## TASK TO COMPLETE:
Copy out the material below in full, but not its images.

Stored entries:
•••

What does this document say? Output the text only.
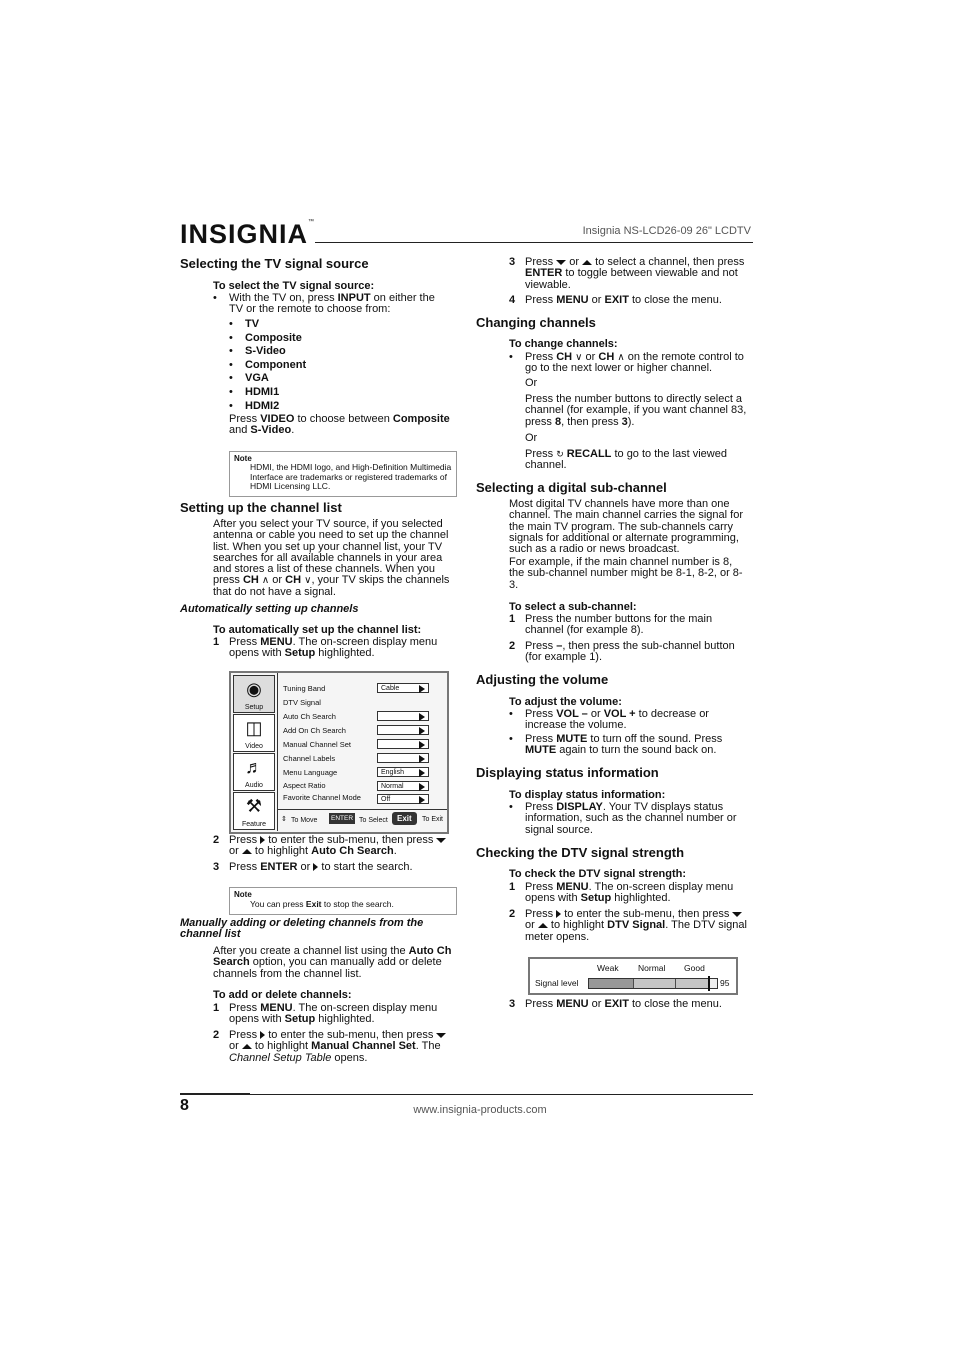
INSIGNIA™
Insignia NS-LCD26-09 26" LCDTV
Selecting the TV signal source
To select the TV signal source:
• With the TV on, press INPUT on either the TV or the remote to choose from:
• TV
• Composite
• S-Video
• Component
• VGA
• HDMI1
• HDMI2
Press VIDEO to choose between Composite and S-Video.
Note
HDMI, the HDMI logo, and High-Definition Multimedia Interface are trademarks or registered trademarks of HDMI Licensing LLC.
Setting up the channel list
After you select your TV source, if you selected antenna or cable you need to set up the channel list. When you set up your channel list, your TV searches for all available channels in your area and stores a list of these channels. When you press CH ∧ or CH ∨, your TV skips the channels that do not have a signal.
Automatically setting up channels
To automatically set up the channel list:
1 Press MENU. The on-screen display menu opens with Setup highlighted.
◉
Setup
◫
Video
♬
Audio
⚒
Feature
Tuning Band
DTV Signal
Auto Ch Search
Add On Ch Search
Manual Channel Set
Channel Labels
Menu Language
Aspect Ratio
Favorite Channel Mode
Cable
English
Normal
Off
⇕ To Move	ENTER To Select	Exit	To Exit
2 Press  to enter the sub-menu, then press  or  to highlight Auto Ch Search.
3 Press ENTER or  to start the search.
Note
You can press Exit to stop the search.
Manually adding or deleting channels from the channel list
After you create a channel list using the Auto Ch Search option, you can manually add or delete channels from the channel list.
To add or delete channels:
1 Press MENU. The on-screen display menu opens with Setup highlighted.
2 Press  to enter the sub-menu, then press  or  to highlight Manual Channel Set. The Channel Setup Table opens.
3 Press  or  to select a channel, then press ENTER to toggle between viewable and not viewable.
4 Press MENU or EXIT to close the menu.
Changing channels
To change channels:
• Press CH ∨ or CH ∧ on the remote control to go to the next lower or higher channel.
Or
Press the number buttons to directly select a channel (for example, if you want channel 83, press 8, then press 3).
Or
Press ↻ RECALL to go to the last viewed channel.
Selecting a digital sub-channel
Most digital TV channels have more than one channel. The main channel carries the signal for the main TV program. The sub-channels carry signals for additional or alternate programming, such as a radio or news broadcast.
For example, if the main channel number is 8, the sub-channel number might be 8-1, 8-2, or 8-3.
To select a sub-channel:
1 Press the number buttons for the main channel (for example 8).
2 Press –, then press the sub-channel button (for example 1).
Adjusting the volume
To adjust the volume:
• Press VOL – or VOL + to decrease or increase the volume.
• Press MUTE to turn off the sound. Press MUTE again to turn the sound back on.
Displaying status information
To display status information:
• Press DISPLAY. Your TV displays status information, such as the channel number or signal source.
Checking the DTV signal strength
To check the DTV signal strength:
1 Press MENU. The on-screen display menu opens with Setup highlighted.
2 Press  to enter the sub-menu, then press  or  to highlight DTV Signal. The DTV signal meter opens.
Weak Normal Good
Signal level	95
3 Press MENU or EXIT to close the menu.
8	www.insignia-products.com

•••

## COMPLETED EXERCISE:
What does this document say? Output the text only.
INSIGNIA™
Insignia NS-LCD26-09 26" LCDTV
Selecting the TV signal source
To select the TV signal source:
• With the TV on, press INPUT on either the TV or the remote to choose from:
• TV
• Composite
• S-Video
• Component
• VGA
• HDMI1
• HDMI2
Press VIDEO to choose between Composite and S-Video.
Note
HDMI, the HDMI logo, and High-Definition Multimedia Interface are trademarks or registered trademarks of HDMI Licensing LLC.
Setting up the channel list
After you select your TV source, if you selected antenna or cable you need to set up the channel list. When you set up your channel list, your TV searches for all available channels in your area and stores a list of these channels. When you press CH ∧ or CH ∨, your TV skips the channels that do not have a signal.
Automatically setting up channels
To automatically set up the channel list:
1 Press MENU. The on-screen display menu opens with Setup highlighted.
◉
Setup
◫
Video
♬
Audio
⚒
Feature
Tuning Band
DTV Signal
Auto Ch Search
Add On Ch Search
Manual Channel Set
Channel Labels
Menu Language
Aspect Ratio
Favorite Channel Mode
Cable
English
Normal
Off
⇕ To Move	ENTER To Select	Exit	To Exit
2 Press  to enter the sub-menu, then press  or  to highlight Auto Ch Search.
3 Press ENTER or  to start the search.
Note
You can press Exit to stop the search.
Manually adding or deleting channels from the channel list
After you create a channel list using the Auto Ch Search option, you can manually add or delete channels from the channel list.
To add or delete channels:
1 Press MENU. The on-screen display menu opens with Setup highlighted.
2 Press  to enter the sub-menu, then press  or  to highlight Manual Channel Set. The Channel Setup Table opens.
3 Press  or  to select a channel, then press ENTER to toggle between viewable and not viewable.
4 Press MENU or EXIT to close the menu.
Changing channels
To change channels:
• Press CH ∨ or CH ∧ on the remote control to go to the next lower or higher channel.
Or
Press the number buttons to directly select a channel (for example, if you want channel 83, press 8, then press 3).
Or
Press ↻ RECALL to go to the last viewed channel.
Selecting a digital sub-channel
Most digital TV channels have more than one channel. The main channel carries the signal for the main TV program. The sub-channels carry signals for additional or alternate programming, such as a radio or news broadcast.
For example, if the main channel number is 8, the sub-channel number might be 8-1, 8-2, or 8-3.
To select a sub-channel:
1 Press the number buttons for the main channel (for example 8).
2 Press –, then press the sub-channel button (for example 1).
Adjusting the volume
To adjust the volume:
• Press VOL – or VOL + to decrease or increase the volume.
• Press MUTE to turn off the sound. Press MUTE again to turn the sound back on.
Displaying status information
To display status information:
• Press DISPLAY. Your TV displays status information, such as the channel number or signal source.
Checking the DTV signal strength
To check the DTV signal strength:
1 Press MENU. The on-screen display menu opens with Setup highlighted.
2 Press  to enter the sub-menu, then press  or  to highlight DTV Signal. The DTV signal meter opens.
Weak Normal Good
Signal level	95
3 Press MENU or EXIT to close the menu.
8	www.insignia-products.com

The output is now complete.